* _DATASET RECORDS_:
-=-=-=-=-

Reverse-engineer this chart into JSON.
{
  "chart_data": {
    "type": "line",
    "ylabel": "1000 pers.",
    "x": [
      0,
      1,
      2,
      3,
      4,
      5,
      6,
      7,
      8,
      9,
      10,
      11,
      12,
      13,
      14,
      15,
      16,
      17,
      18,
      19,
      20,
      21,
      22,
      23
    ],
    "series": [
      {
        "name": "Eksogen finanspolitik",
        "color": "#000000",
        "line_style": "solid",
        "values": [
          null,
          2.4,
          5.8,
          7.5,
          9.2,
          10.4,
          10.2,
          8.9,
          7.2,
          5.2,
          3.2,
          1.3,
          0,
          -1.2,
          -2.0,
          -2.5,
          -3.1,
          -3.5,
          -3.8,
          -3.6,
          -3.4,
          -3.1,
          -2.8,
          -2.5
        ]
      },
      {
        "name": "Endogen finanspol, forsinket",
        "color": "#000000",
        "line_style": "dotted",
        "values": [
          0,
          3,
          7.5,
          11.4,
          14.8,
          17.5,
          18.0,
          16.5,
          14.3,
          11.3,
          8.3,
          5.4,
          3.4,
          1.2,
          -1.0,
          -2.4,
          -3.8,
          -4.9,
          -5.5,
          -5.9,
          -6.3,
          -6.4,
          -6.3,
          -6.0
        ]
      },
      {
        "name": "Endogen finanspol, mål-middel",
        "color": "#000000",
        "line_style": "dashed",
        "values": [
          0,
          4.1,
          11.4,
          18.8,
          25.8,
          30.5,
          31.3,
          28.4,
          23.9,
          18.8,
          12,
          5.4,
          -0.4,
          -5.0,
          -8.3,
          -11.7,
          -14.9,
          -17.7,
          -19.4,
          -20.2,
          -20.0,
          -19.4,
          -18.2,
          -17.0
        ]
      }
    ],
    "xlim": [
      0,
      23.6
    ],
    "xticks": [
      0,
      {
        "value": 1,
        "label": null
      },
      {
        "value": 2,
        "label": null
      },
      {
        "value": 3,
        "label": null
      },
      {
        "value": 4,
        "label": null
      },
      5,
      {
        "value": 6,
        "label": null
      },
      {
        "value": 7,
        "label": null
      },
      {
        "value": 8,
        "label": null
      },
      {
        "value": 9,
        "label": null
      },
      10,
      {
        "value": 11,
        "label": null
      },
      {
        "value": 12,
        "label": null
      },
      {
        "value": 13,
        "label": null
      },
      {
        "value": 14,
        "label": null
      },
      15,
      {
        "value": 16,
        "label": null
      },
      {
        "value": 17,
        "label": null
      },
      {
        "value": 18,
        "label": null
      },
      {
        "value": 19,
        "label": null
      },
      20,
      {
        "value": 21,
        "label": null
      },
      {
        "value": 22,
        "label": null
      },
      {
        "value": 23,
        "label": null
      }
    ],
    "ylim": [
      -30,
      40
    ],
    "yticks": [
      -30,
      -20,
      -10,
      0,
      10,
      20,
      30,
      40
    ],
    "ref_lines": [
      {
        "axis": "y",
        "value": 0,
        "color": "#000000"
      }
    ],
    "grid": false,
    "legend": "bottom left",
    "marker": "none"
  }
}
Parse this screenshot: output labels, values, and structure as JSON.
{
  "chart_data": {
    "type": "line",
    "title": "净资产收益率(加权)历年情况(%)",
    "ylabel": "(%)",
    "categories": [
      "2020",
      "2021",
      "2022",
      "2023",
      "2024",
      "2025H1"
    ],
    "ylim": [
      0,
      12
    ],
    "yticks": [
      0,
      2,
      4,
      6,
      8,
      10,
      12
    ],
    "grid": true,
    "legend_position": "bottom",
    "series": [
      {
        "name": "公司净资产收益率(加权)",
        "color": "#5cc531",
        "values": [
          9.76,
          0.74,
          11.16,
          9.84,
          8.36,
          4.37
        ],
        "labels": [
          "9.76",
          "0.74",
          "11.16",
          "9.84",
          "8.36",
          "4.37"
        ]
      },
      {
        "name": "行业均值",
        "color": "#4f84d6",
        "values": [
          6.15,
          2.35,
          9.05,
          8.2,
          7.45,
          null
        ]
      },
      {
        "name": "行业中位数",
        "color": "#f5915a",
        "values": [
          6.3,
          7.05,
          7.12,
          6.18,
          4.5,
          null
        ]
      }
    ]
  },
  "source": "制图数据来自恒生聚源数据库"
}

-=-=-=-=-

* _PROBLEM TO SOLVE_: Return each line of the data exactly as written above.

* _EXERCISE SOLUTION_:
Reverse-engineer this chart into JSON.
{
  "chart_data": {
    "type": "line",
    "ylabel": "1000 pers.",
    "x": [
      0,
      1,
      2,
      3,
      4,
      5,
      6,
      7,
      8,
      9,
      10,
      11,
      12,
      13,
      14,
      15,
      16,
      17,
      18,
      19,
      20,
      21,
      22,
      23
    ],
    "series": [
      {
        "name": "Eksogen finanspolitik",
        "color": "#000000",
        "line_style": "solid",
        "values": [
          null,
          2.4,
          5.8,
          7.5,
          9.2,
          10.4,
          10.2,
          8.9,
          7.2,
          5.2,
          3.2,
          1.3,
          0,
          -1.2,
          -2.0,
          -2.5,
          -3.1,
          -3.5,
          -3.8,
          -3.6,
          -3.4,
          -3.1,
          -2.8,
          -2.5
        ]
      },
      {
        "name": "Endogen finanspol, forsinket",
        "color": "#000000",
        "line_style": "dotted",
        "values": [
          0,
          3,
          7.5,
          11.4,
          14.8,
          17.5,
          18.0,
          16.5,
          14.3,
          11.3,
          8.3,
          5.4,
          3.4,
          1.2,
          -1.0,
          -2.4,
          -3.8,
          -4.9,
          -5.5,
          -5.9,
          -6.3,
          -6.4,
          -6.3,
          -6.0
        ]
      },
      {
        "name": "Endogen finanspol, mål-middel",
        "color": "#000000",
        "line_style": "dashed",
        "values": [
          0,
          4.1,
          11.4,
          18.8,
          25.8,
          30.5,
          31.3,
          28.4,
          23.9,
          18.8,
          12,
          5.4,
          -0.4,
          -5.0,
          -8.3,
          -11.7,
          -14.9,
          -17.7,
          -19.4,
          -20.2,
          -20.0,
          -19.4,
          -18.2,
          -17.0
        ]
      }
    ],
    "xlim": [
      0,
      23.6
    ],
    "xticks": [
      0,
      {
        "value": 1,
        "label": null
      },
      {
        "value": 2,
        "label": null
      },
      {
        "value": 3,
        "label": null
      },
      {
        "value": 4,
        "label": null
      },
      5,
      {
        "value": 6,
        "label": null
      },
      {
        "value": 7,
        "label": null
      },
      {
        "value": 8,
        "label": null
      },
      {
        "value": 9,
        "label": null
      },
      10,
      {
        "value": 11,
        "label": null
      },
      {
        "value": 12,
        "label": null
      },
      {
        "value": 13,
        "label": null
      },
      {
        "value": 14,
        "label": null
      },
      15,
      {
        "value": 16,
        "label": null
      },
      {
        "value": 17,
        "label": null
      },
      {
        "value": 18,
        "label": null
      },
      {
        "value": 19,
        "label": null
      },
      20,
      {
        "value": 21,
        "label": null
      },
      {
        "value": 22,
        "label": null
      },
      {
        "value": 23,
        "label": null
      }
    ],
    "ylim": [
      -30,
      40
    ],
    "yticks": [
      -30,
      -20,
      -10,
      0,
      10,
      20,
      30,
      40
    ],
    "ref_lines": [
      {
        "axis": "y",
        "value": 0,
        "color": "#000000"
      }
    ],
    "grid": false,
    "legend": "bottom left",
    "marker": "none"
  }
}
Parse this screenshot: output labels, values, and structure as JSON.
{
  "chart_data": {
    "type": "line",
    "title": "净资产收益率(加权)历年情况(%)",
    "ylabel": "(%)",
    "categories": [
      "2020",
      "2021",
      "2022",
      "2023",
      "2024",
      "2025H1"
    ],
    "ylim": [
      0,
      12
    ],
    "yticks": [
      0,
      2,
      4,
      6,
      8,
      10,
      12
    ],
    "grid": true,
    "legend_position": "bottom",
    "series": [
      {
        "name": "公司净资产收益率(加权)",
        "color": "#5cc531",
        "values": [
          9.76,
          0.74,
          11.16,
          9.84,
          8.36,
          4.37
        ],
        "labels": [
          "9.76",
          "0.74",
          "11.16",
          "9.84",
          "8.36",
          "4.37"
        ]
      },
      {
        "name": "行业均值",
        "color": "#4f84d6",
        "values": [
          6.15,
          2.35,
          9.05,
          8.2,
          7.45,
          null
        ]
      },
      {
        "name": "行业中位数",
        "color": "#f5915a",
        "values": [
          6.3,
          7.05,
          7.12,
          6.18,
          4.5,
          null
        ]
      }
    ]
  },
  "source": "制图数据来自恒生聚源数据库"
}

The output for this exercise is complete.